● **What the task asks**: Sort through the entries below and pull out lines containing the word "JSON".

## begin

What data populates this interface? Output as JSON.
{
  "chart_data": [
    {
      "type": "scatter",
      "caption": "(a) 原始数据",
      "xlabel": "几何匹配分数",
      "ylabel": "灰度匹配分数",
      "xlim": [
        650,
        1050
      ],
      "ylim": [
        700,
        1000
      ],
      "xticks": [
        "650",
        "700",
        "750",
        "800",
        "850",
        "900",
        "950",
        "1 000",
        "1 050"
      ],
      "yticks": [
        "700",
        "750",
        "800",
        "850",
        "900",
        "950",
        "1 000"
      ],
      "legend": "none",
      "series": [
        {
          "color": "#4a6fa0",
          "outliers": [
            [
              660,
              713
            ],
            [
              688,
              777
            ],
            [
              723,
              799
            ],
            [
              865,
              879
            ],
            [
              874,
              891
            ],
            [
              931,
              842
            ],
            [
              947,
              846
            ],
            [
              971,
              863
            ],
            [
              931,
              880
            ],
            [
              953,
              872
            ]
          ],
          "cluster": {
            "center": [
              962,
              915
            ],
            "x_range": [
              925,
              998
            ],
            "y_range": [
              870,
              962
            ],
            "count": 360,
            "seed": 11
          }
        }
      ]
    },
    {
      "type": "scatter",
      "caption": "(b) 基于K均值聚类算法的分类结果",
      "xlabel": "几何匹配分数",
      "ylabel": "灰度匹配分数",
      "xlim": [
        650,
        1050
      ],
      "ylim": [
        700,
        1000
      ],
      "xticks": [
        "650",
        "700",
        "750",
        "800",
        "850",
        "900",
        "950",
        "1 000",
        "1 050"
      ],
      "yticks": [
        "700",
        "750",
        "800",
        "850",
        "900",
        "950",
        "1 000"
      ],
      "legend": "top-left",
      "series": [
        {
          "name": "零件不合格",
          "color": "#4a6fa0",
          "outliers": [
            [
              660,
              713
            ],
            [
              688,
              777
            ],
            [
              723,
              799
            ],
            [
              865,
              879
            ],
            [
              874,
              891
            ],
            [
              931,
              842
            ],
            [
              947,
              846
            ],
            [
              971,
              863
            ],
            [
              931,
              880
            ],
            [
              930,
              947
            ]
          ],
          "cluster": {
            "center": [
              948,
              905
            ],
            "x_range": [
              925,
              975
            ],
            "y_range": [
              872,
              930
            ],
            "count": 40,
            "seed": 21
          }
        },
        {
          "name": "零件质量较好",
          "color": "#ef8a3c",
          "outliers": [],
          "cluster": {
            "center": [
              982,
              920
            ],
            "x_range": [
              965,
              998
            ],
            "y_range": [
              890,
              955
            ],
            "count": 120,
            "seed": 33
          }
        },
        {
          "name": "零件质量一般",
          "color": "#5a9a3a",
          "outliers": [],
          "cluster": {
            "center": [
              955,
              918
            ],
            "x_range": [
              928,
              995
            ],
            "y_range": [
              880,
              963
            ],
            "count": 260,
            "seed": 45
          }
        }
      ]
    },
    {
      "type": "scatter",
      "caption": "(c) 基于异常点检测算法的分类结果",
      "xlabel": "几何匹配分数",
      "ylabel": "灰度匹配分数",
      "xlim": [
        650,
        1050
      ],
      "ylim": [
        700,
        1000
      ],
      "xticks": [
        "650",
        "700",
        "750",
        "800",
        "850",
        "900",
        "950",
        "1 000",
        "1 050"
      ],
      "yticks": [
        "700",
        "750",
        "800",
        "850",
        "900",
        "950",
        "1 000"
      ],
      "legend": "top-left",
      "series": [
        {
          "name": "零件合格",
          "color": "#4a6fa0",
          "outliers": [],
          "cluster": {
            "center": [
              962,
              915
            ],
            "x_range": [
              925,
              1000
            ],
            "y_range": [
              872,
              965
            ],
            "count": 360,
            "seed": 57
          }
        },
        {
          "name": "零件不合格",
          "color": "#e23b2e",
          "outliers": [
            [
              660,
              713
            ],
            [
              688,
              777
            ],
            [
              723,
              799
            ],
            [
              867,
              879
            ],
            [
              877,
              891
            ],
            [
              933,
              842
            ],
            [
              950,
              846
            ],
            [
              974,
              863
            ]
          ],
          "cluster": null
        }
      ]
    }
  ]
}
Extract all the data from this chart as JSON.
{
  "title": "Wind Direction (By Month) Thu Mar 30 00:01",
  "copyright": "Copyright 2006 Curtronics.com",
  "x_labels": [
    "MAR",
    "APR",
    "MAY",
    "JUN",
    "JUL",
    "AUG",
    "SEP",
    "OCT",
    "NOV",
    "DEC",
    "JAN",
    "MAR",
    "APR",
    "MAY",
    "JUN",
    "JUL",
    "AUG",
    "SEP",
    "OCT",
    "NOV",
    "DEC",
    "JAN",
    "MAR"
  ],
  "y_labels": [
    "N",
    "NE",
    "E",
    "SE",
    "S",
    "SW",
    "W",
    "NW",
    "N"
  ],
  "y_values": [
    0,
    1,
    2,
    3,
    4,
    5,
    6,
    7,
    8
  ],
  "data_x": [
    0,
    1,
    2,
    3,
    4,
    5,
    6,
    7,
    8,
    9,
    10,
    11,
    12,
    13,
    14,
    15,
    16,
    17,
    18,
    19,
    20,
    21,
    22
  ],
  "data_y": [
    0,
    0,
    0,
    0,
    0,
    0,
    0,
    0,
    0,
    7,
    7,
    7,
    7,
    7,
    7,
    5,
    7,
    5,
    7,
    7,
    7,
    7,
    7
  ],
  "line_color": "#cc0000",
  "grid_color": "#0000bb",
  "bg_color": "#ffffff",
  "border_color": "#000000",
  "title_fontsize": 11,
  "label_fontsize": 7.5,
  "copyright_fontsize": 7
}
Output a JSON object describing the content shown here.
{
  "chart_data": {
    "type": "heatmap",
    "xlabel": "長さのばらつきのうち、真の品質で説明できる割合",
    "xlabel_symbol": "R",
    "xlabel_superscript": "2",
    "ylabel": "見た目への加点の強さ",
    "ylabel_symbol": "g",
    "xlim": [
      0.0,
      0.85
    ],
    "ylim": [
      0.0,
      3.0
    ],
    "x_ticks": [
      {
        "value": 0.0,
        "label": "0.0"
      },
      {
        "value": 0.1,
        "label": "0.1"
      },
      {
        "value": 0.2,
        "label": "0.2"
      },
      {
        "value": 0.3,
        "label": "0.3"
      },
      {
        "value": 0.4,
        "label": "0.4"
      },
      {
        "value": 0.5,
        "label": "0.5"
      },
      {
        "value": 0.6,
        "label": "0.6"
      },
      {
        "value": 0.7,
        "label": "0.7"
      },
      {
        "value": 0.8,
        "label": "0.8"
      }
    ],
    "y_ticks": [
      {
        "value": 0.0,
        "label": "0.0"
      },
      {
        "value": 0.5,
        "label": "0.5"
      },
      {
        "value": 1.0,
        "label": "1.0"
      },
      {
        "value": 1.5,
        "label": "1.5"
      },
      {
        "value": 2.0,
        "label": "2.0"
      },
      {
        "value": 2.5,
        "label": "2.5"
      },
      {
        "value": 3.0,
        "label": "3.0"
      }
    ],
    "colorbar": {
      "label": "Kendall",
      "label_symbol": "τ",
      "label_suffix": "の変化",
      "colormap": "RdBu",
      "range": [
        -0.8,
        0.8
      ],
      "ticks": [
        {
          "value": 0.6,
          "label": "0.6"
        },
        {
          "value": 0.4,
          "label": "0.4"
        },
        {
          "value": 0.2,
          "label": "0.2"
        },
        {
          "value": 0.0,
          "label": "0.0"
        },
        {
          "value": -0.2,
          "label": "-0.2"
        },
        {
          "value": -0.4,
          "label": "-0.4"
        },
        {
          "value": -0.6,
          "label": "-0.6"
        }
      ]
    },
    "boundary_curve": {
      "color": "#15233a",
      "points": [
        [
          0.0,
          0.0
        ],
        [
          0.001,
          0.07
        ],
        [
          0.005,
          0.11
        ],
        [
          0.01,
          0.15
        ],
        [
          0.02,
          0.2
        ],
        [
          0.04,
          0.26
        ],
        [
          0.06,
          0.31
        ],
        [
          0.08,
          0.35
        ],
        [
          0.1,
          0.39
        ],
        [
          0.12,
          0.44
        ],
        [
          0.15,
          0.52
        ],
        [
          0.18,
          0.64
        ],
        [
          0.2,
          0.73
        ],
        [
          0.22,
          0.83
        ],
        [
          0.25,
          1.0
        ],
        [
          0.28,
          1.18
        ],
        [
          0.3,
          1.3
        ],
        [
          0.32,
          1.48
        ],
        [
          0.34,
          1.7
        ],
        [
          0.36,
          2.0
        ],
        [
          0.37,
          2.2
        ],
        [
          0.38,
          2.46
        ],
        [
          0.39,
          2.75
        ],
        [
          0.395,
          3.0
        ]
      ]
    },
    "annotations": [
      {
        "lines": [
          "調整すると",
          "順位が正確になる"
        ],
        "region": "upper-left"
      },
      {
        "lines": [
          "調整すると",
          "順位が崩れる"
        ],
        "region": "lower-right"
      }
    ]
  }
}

## end

● **Finished exercise**:
What data populates this interface? Output as JSON.
Extract all the data from this chart as JSON.
Output a JSON object describing the content shown here.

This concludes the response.